Below is a listing; copy all of it exactly.

═══ THE RECORDS ═══

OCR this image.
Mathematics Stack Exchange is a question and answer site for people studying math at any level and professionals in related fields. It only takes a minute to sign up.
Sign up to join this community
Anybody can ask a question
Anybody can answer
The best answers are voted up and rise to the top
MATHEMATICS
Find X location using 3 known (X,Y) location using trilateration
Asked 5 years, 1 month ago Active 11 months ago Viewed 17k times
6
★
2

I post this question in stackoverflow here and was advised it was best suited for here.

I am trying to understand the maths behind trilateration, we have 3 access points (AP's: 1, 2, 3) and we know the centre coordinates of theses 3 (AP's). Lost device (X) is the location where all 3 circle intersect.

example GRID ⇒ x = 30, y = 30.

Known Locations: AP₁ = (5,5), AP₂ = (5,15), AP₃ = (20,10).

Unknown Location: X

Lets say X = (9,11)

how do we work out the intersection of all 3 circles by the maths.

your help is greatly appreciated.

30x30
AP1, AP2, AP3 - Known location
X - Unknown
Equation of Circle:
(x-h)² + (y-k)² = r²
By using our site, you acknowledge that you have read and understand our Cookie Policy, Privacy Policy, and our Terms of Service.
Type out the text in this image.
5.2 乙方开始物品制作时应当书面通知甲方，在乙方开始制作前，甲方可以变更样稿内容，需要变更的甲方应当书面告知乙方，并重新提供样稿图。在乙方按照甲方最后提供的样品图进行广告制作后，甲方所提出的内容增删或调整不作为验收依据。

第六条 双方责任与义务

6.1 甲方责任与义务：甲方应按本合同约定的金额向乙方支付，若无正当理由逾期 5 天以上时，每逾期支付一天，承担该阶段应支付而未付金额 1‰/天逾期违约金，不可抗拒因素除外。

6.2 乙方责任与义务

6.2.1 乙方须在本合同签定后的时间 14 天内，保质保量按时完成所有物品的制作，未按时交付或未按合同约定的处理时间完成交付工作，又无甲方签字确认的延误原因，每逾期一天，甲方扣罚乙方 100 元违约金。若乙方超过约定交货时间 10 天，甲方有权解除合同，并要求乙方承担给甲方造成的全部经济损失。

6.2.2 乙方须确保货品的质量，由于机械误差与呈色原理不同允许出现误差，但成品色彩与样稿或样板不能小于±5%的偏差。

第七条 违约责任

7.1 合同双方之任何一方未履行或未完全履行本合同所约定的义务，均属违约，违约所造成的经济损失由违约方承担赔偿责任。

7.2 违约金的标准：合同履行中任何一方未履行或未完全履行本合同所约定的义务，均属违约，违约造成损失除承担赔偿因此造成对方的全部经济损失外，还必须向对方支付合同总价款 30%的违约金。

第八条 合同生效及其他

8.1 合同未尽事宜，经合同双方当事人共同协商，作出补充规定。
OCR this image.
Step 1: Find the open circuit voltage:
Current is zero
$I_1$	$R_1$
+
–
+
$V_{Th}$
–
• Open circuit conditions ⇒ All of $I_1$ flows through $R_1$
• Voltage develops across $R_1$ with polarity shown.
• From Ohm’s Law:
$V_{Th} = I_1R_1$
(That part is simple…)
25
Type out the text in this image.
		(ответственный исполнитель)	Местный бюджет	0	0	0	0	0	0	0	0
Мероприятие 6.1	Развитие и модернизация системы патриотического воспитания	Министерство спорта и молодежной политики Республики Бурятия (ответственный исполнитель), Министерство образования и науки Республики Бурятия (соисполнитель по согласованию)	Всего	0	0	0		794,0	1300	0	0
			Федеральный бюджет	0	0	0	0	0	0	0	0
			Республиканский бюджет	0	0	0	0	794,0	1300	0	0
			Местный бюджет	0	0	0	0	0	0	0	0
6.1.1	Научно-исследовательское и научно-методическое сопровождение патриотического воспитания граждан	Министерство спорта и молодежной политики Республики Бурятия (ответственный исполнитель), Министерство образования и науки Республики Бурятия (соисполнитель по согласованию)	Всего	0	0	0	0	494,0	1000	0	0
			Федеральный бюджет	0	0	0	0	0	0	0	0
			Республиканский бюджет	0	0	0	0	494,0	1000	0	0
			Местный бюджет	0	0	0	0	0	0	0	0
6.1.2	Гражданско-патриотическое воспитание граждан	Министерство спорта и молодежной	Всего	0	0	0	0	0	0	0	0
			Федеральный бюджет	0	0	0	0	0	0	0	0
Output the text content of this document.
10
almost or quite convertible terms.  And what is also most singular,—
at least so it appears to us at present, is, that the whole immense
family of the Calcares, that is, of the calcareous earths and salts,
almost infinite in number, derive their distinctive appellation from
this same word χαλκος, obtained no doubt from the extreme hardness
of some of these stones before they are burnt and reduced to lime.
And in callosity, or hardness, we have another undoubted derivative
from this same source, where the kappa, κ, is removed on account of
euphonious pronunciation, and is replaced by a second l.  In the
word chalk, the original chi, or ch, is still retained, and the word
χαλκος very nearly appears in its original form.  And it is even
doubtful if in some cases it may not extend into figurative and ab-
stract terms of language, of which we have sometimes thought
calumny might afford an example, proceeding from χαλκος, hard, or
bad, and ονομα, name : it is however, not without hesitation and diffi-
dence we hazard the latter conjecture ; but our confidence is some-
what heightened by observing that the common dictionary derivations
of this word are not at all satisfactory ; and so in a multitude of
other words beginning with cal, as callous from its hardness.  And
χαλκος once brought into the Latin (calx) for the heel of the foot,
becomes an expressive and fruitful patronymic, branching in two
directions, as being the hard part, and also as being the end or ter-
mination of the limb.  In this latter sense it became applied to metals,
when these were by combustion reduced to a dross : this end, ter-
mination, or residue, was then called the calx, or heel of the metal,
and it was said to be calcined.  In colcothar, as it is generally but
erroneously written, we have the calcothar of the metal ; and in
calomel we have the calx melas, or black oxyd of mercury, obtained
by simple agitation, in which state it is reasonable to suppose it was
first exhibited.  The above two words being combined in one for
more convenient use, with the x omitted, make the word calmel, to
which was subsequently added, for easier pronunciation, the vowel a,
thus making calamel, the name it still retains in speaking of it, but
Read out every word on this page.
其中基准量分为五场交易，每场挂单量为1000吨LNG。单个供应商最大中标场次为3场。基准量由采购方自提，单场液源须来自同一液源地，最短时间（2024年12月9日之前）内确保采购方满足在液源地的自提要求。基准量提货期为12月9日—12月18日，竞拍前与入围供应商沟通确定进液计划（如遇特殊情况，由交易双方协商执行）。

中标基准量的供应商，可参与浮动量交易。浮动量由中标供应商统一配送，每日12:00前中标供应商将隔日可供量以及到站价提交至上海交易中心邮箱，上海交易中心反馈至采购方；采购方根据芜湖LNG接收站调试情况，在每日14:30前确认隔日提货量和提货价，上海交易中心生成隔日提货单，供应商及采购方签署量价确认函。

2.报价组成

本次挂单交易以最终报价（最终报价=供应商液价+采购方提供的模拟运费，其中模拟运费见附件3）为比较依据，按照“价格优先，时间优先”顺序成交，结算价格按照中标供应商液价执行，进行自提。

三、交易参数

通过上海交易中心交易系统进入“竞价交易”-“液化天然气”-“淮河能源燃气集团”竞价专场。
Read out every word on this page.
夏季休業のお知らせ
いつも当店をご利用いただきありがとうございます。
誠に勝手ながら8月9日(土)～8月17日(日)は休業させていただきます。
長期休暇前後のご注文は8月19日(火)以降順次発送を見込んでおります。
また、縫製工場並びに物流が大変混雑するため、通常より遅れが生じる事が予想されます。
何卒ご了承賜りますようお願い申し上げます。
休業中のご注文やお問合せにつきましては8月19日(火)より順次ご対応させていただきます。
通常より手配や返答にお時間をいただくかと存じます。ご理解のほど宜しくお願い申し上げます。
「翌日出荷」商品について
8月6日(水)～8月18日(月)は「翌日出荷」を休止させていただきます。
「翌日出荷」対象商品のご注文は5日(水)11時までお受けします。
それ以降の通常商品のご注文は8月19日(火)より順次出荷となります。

═══

- THE COMPLETED TASK -
OCR this image.
Mathematics Stack Exchange is a question and answer site for people studying math at any level and professionals in related fields. It only takes a minute to sign up.
Sign up to join this community
Anybody can ask a question
Anybody can answer
The best answers are voted up and rise to the top
MATHEMATICS
Find X location using 3 known (X,Y) location using trilateration
Asked 5 years, 1 month ago Active 11 months ago Viewed 17k times
6
★
2

I post this question in stackoverflow here and was advised it was best suited for here.

I am trying to understand the maths behind trilateration, we have 3 access points (AP's: 1, 2, 3) and we know the centre coordinates of theses 3 (AP's). Lost device (X) is the location where all 3 circle intersect.

example GRID ⇒ x = 30, y = 30.

Known Locations: AP₁ = (5,5), AP₂ = (5,15), AP₃ = (20,10).

Unknown Location: X

Lets say X = (9,11)

how do we work out the intersection of all 3 circles by the maths.

your help is greatly appreciated.

30x30
AP1, AP2, AP3 - Known location
X - Unknown
Equation of Circle:
(x-h)² + (y-k)² = r²
By using our site, you acknowledge that you have read and understand our Cookie Policy, Privacy Policy, and our Terms of Service.
Type out the text in this image.
5.2 乙方开始物品制作时应当书面通知甲方，在乙方开始制作前，甲方可以变更样稿内容，需要变更的甲方应当书面告知乙方，并重新提供样稿图。在乙方按照甲方最后提供的样品图进行广告制作后，甲方所提出的内容增删或调整不作为验收依据。

第六条 双方责任与义务

6.1 甲方责任与义务：甲方应按本合同约定的金额向乙方支付，若无正当理由逾期 5 天以上时，每逾期支付一天，承担该阶段应支付而未付金额 1‰/天逾期违约金，不可抗拒因素除外。

6.2 乙方责任与义务

6.2.1 乙方须在本合同签定后的时间 14 天内，保质保量按时完成所有物品的制作，未按时交付或未按合同约定的处理时间完成交付工作，又无甲方签字确认的延误原因，每逾期一天，甲方扣罚乙方 100 元违约金。若乙方超过约定交货时间 10 天，甲方有权解除合同，并要求乙方承担给甲方造成的全部经济损失。

6.2.2 乙方须确保货品的质量，由于机械误差与呈色原理不同允许出现误差，但成品色彩与样稿或样板不能小于±5%的偏差。

第七条 违约责任

7.1 合同双方之任何一方未履行或未完全履行本合同所约定的义务，均属违约，违约所造成的经济损失由违约方承担赔偿责任。

7.2 违约金的标准：合同履行中任何一方未履行或未完全履行本合同所约定的义务，均属违约，违约造成损失除承担赔偿因此造成对方的全部经济损失外，还必须向对方支付合同总价款 30%的违约金。

第八条 合同生效及其他

8.1 合同未尽事宜，经合同双方当事人共同协商，作出补充规定。
OCR this image.
Step 1: Find the open circuit voltage:
Current is zero
$I_1$	$R_1$
+
–
+
$V_{Th}$
–
• Open circuit conditions ⇒ All of $I_1$ flows through $R_1$
• Voltage develops across $R_1$ with polarity shown.
• From Ohm’s Law:
$V_{Th} = I_1R_1$
(That part is simple…)
25
Type out the text in this image.
		(ответственный исполнитель)	Местный бюджет	0	0	0	0	0	0	0	0
Мероприятие 6.1	Развитие и модернизация системы патриотического воспитания	Министерство спорта и молодежной политики Республики Бурятия (ответственный исполнитель), Министерство образования и науки Республики Бурятия (соисполнитель по согласованию)	Всего	0	0	0		794,0	1300	0	0
			Федеральный бюджет	0	0	0	0	0	0	0	0
			Республиканский бюджет	0	0	0	0	794,0	1300	0	0
			Местный бюджет	0	0	0	0	0	0	0	0
6.1.1	Научно-исследовательское и научно-методическое сопровождение патриотического воспитания граждан	Министерство спорта и молодежной политики Республики Бурятия (ответственный исполнитель), Министерство образования и науки Республики Бурятия (соисполнитель по согласованию)	Всего	0	0	0	0	494,0	1000	0	0
			Федеральный бюджет	0	0	0	0	0	0	0	0
			Республиканский бюджет	0	0	0	0	494,0	1000	0	0
			Местный бюджет	0	0	0	0	0	0	0	0
6.1.2	Гражданско-патриотическое воспитание граждан	Министерство спорта и молодежной	Всего	0	0	0	0	0	0	0	0
			Федеральный бюджет	0	0	0	0	0	0	0	0
Output the text content of this document.
10
almost or quite convertible terms.  And what is also most singular,—
at least so it appears to us at present, is, that the whole immense
family of the Calcares, that is, of the calcareous earths and salts,
almost infinite in number, derive their distinctive appellation from
this same word χαλκος, obtained no doubt from the extreme hardness
of some of these stones before they are burnt and reduced to lime.
And in callosity, or hardness, we have another undoubted derivative
from this same source, where the kappa, κ, is removed on account of
euphonious pronunciation, and is replaced by a second l.  In the
word chalk, the original chi, or ch, is still retained, and the word
χαλκος very nearly appears in its original form.  And it is even
doubtful if in some cases it may not extend into figurative and ab-
stract terms of language, of which we have sometimes thought
calumny might afford an example, proceeding from χαλκος, hard, or
bad, and ονομα, name : it is however, not without hesitation and diffi-
dence we hazard the latter conjecture ; but our confidence is some-
what heightened by observing that the common dictionary derivations
of this word are not at all satisfactory ; and so in a multitude of
other words beginning with cal, as callous from its hardness.  And
χαλκος once brought into the Latin (calx) for the heel of the foot,
becomes an expressive and fruitful patronymic, branching in two
directions, as being the hard part, and also as being the end or ter-
mination of the limb.  In this latter sense it became applied to metals,
when these were by combustion reduced to a dross : this end, ter-
mination, or residue, was then called the calx, or heel of the metal,
and it was said to be calcined.  In colcothar, as it is generally but
erroneously written, we have the calcothar of the metal ; and in
calomel we have the calx melas, or black oxyd of mercury, obtained
by simple agitation, in which state it is reasonable to suppose it was
first exhibited.  The above two words being combined in one for
more convenient use, with the x omitted, make the word calmel, to
which was subsequently added, for easier pronunciation, the vowel a,
thus making calamel, the name it still retains in speaking of it, but
Read out every word on this page.
其中基准量分为五场交易，每场挂单量为1000吨LNG。单个供应商最大中标场次为3场。基准量由采购方自提，单场液源须来自同一液源地，最短时间（2024年12月9日之前）内确保采购方满足在液源地的自提要求。基准量提货期为12月9日—12月18日，竞拍前与入围供应商沟通确定进液计划（如遇特殊情况，由交易双方协商执行）。

中标基准量的供应商，可参与浮动量交易。浮动量由中标供应商统一配送，每日12:00前中标供应商将隔日可供量以及到站价提交至上海交易中心邮箱，上海交易中心反馈至采购方；采购方根据芜湖LNG接收站调试情况，在每日14:30前确认隔日提货量和提货价，上海交易中心生成隔日提货单，供应商及采购方签署量价确认函。

2.报价组成

本次挂单交易以最终报价（最终报价=供应商液价+采购方提供的模拟运费，其中模拟运费见附件3）为比较依据，按照“价格优先，时间优先”顺序成交，结算价格按照中标供应商液价执行，进行自提。

三、交易参数

通过上海交易中心交易系统进入“竞价交易”-“液化天然气”-“淮河能源燃气集团”竞价专场。
Read out every word on this page.
夏季休業のお知らせ
いつも当店をご利用いただきありがとうございます。
誠に勝手ながら8月9日(土)～8月17日(日)は休業させていただきます。
長期休暇前後のご注文は8月19日(火)以降順次発送を見込んでおります。
また、縫製工場並びに物流が大変混雑するため、通常より遅れが生じる事が予想されます。
何卒ご了承賜りますようお願い申し上げます。
休業中のご注文やお問合せにつきましては8月19日(火)より順次ご対応させていただきます。
通常より手配や返答にお時間をいただくかと存じます。ご理解のほど宜しくお願い申し上げます。
「翌日出荷」商品について
8月6日(水)～8月18日(月)は「翌日出荷」を休止させていただきます。
「翌日出荷」対象商品のご注文は5日(水)11時までお受けします。
それ以降の通常商品のご注文は8月19日(火)より順次出荷となります。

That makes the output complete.